--- Extracted entries ---

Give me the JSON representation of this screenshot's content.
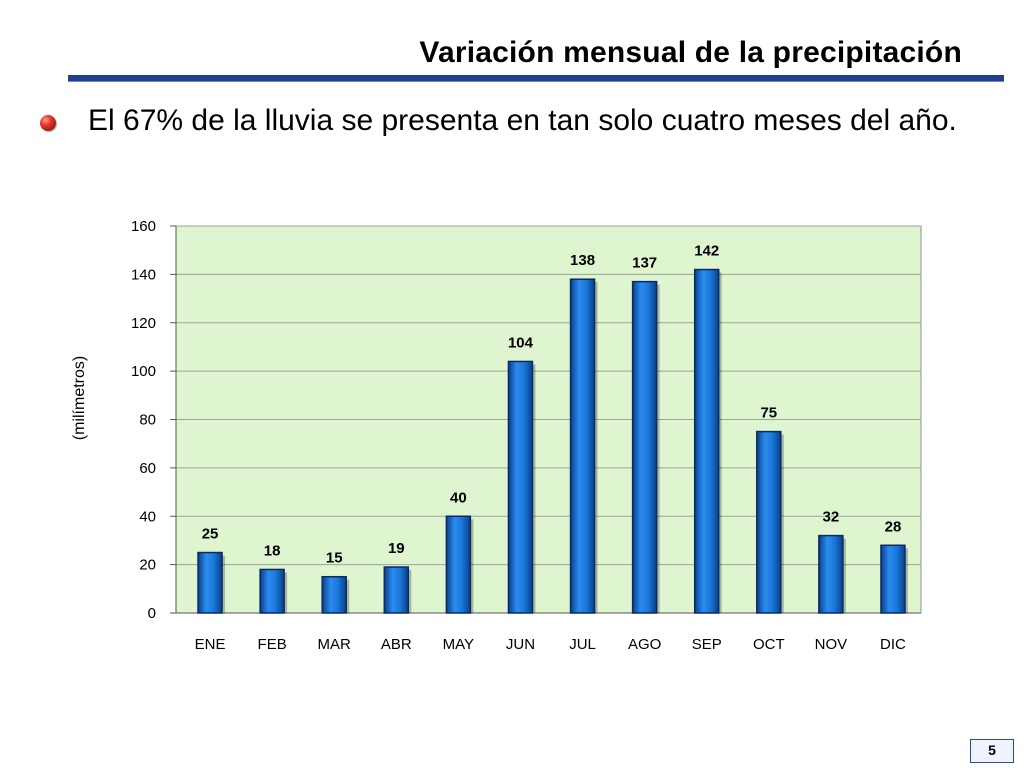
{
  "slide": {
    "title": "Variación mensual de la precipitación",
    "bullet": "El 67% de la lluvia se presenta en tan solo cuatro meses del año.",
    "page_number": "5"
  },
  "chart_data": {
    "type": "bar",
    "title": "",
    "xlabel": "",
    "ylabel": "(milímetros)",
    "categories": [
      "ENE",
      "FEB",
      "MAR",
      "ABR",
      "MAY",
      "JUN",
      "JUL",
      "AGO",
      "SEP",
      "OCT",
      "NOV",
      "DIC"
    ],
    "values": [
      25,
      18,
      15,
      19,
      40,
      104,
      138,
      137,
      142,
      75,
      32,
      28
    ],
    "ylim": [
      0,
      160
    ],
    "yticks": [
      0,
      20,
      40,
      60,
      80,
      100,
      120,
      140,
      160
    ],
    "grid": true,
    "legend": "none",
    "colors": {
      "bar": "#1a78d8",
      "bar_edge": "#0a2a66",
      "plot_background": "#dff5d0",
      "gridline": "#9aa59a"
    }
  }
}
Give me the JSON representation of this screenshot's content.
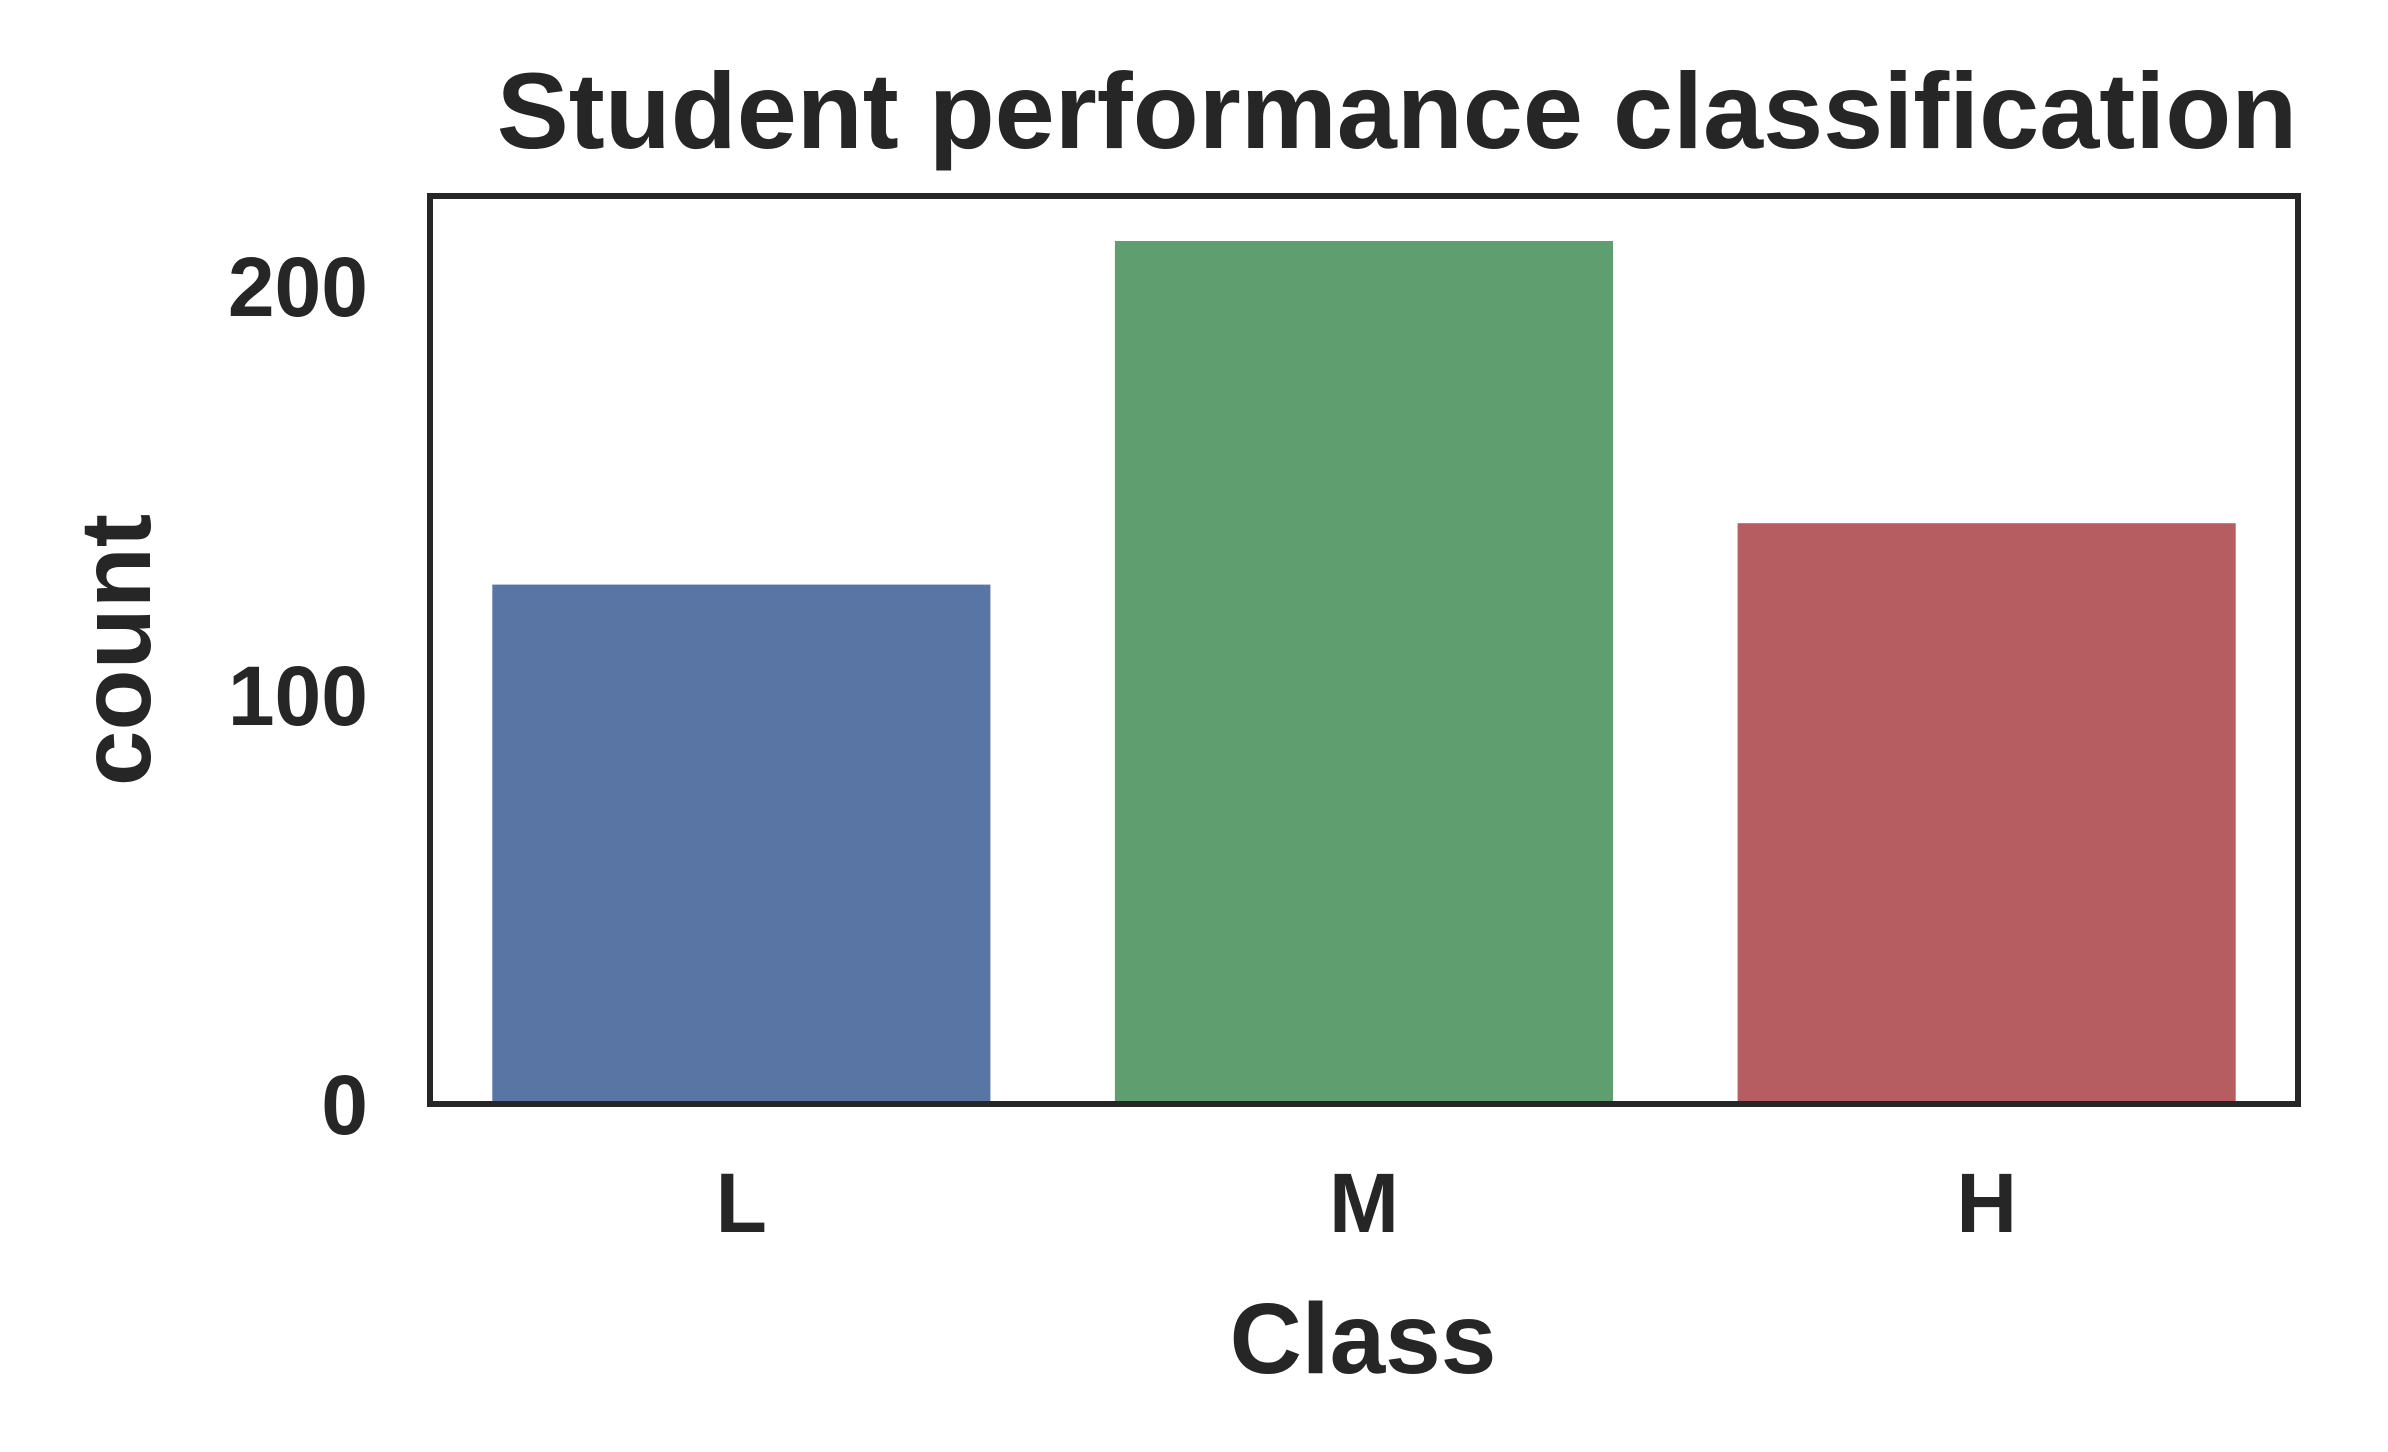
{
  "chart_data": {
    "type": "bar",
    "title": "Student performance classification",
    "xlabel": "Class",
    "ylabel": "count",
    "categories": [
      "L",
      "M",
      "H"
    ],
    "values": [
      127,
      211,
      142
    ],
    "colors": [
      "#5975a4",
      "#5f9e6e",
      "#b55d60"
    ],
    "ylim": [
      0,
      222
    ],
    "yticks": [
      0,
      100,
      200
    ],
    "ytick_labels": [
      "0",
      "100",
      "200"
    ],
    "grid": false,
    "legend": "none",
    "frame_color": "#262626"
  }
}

---

Your instructions » Exact duplication of all the records is required; pictures are omitted from the copy.

Output »
Give me the JSON representation of this screenshot's content.
{
  "slide": {
    "title": "Variación mensual de la precipitación",
    "bullet": "El 67% de la lluvia se presenta en tan solo cuatro meses del año.",
    "page_number": "5"
  },
  "chart_data": {
    "type": "bar",
    "title": "",
    "xlabel": "",
    "ylabel": "(milímetros)",
    "categories": [
      "ENE",
      "FEB",
      "MAR",
      "ABR",
      "MAY",
      "JUN",
      "JUL",
      "AGO",
      "SEP",
      "OCT",
      "NOV",
      "DIC"
    ],
    "values": [
      25,
      18,
      15,
      19,
      40,
      104,
      138,
      137,
      142,
      75,
      32,
      28
    ],
    "ylim": [
      0,
      160
    ],
    "yticks": [
      0,
      20,
      40,
      60,
      80,
      100,
      120,
      140,
      160
    ],
    "grid": true,
    "legend": "none",
    "colors": {
      "bar": "#1a78d8",
      "bar_edge": "#0a2a66",
      "plot_background": "#dff5d0",
      "gridline": "#9aa59a"
    }
  }
}
Give me the JSON representation of this screenshot's content.
{
  "chart_data": {
    "type": "bar",
    "title": "Student performance classification",
    "xlabel": "Class",
    "ylabel": "count",
    "categories": [
      "L",
      "M",
      "H"
    ],
    "values": [
      127,
      211,
      142
    ],
    "colors": [
      "#5975a4",
      "#5f9e6e",
      "#b55d60"
    ],
    "ylim": [
      0,
      222
    ],
    "yticks": [
      0,
      100,
      200
    ],
    "ytick_labels": [
      "0",
      "100",
      "200"
    ],
    "grid": false,
    "legend": "none",
    "frame_color": "#262626"
  }
}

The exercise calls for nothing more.